### What the exercise asks
Tally the lines holding the string "Parks" and reply with that number alone.

[Dataset entries]
>> start

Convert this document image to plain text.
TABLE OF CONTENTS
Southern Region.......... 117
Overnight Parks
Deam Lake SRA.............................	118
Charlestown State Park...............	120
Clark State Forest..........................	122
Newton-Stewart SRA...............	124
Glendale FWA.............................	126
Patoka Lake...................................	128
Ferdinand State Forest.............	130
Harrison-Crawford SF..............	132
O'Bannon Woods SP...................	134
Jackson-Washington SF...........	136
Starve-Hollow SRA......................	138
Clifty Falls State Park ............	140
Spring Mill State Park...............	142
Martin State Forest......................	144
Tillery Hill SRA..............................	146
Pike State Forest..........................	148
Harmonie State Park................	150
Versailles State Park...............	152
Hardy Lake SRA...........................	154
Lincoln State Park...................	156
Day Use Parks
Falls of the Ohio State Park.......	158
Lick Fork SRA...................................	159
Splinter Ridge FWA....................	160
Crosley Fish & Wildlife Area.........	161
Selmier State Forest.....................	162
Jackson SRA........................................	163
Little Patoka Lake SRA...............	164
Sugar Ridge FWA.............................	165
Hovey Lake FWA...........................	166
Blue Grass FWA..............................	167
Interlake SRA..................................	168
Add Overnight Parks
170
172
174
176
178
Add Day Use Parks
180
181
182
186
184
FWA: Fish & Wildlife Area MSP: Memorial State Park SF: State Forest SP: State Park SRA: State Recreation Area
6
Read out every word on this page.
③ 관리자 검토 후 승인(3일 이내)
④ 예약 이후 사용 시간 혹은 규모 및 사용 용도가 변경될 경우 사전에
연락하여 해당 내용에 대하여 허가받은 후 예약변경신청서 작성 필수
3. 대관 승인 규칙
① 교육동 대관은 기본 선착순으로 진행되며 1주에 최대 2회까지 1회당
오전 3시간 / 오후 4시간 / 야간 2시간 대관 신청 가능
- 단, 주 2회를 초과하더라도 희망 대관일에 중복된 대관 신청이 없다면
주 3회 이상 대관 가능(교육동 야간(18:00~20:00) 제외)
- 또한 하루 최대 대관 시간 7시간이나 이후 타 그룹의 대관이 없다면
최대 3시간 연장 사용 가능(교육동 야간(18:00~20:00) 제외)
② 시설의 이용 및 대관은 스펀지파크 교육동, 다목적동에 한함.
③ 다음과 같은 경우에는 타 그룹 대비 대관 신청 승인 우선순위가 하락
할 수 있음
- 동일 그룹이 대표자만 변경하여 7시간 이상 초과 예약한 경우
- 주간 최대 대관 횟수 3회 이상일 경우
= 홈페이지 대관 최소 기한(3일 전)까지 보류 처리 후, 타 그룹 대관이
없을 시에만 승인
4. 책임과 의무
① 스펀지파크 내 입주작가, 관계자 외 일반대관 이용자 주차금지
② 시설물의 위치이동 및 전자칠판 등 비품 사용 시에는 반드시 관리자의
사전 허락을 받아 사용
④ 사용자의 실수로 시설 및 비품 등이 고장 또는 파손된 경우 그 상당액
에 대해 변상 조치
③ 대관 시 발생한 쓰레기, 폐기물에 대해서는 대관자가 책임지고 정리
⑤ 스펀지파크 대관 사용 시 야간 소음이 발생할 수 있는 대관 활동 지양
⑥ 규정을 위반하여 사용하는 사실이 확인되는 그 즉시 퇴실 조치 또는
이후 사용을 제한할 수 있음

>> end
>> start

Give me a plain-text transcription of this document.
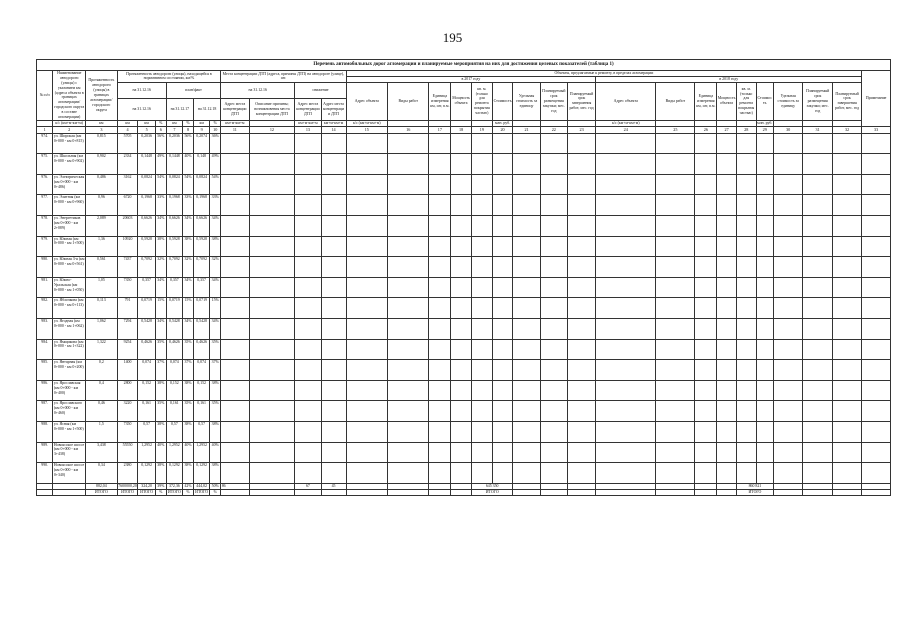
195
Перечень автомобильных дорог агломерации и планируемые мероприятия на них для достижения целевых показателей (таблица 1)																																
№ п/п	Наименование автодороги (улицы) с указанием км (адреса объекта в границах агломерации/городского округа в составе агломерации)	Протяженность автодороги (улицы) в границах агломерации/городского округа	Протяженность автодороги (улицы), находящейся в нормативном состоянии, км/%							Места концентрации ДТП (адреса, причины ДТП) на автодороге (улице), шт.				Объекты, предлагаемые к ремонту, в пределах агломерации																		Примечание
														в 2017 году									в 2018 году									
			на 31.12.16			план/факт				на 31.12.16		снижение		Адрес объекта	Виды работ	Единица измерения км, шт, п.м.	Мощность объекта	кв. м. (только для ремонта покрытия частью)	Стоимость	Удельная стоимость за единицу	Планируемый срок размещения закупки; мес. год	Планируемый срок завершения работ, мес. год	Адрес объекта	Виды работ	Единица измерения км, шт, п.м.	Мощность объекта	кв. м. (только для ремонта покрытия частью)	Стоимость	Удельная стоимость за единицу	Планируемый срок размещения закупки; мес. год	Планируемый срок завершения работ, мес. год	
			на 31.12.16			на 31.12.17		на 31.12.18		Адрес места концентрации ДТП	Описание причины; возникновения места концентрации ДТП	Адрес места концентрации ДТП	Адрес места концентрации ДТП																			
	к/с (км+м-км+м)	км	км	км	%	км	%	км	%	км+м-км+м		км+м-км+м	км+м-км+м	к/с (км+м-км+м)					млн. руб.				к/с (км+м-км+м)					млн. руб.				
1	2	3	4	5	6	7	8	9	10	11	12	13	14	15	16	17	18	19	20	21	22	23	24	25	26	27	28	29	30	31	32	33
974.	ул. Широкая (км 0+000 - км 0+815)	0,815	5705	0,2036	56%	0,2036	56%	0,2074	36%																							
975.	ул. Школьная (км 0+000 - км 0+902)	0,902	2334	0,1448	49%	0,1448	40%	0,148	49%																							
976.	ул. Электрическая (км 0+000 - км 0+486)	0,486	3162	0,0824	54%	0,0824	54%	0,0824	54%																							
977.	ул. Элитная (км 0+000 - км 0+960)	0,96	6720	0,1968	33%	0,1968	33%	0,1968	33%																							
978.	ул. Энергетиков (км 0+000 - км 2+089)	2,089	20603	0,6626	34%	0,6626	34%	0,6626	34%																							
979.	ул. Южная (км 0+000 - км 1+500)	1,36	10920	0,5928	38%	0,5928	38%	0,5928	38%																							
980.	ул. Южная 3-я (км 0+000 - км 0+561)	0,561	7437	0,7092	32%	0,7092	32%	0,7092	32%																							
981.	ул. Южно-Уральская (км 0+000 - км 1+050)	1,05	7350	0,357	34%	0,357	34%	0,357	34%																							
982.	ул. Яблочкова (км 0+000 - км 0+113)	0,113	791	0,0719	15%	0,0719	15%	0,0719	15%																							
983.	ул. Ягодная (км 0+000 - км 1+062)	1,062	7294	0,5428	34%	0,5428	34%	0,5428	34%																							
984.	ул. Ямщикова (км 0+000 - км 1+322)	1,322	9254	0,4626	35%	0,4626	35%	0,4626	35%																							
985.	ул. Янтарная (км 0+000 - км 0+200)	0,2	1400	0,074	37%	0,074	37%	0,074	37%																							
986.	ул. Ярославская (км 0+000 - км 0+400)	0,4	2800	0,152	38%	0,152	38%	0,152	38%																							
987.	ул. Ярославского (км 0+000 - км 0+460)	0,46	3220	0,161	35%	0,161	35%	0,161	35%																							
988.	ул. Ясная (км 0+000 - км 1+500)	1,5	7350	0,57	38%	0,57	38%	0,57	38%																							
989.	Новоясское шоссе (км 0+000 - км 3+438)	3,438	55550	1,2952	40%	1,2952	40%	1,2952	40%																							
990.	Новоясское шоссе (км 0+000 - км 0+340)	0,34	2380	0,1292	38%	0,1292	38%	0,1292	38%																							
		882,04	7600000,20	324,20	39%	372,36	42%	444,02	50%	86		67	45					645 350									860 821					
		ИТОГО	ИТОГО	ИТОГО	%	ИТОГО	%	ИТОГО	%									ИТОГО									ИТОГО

>> end

### Exercise output
4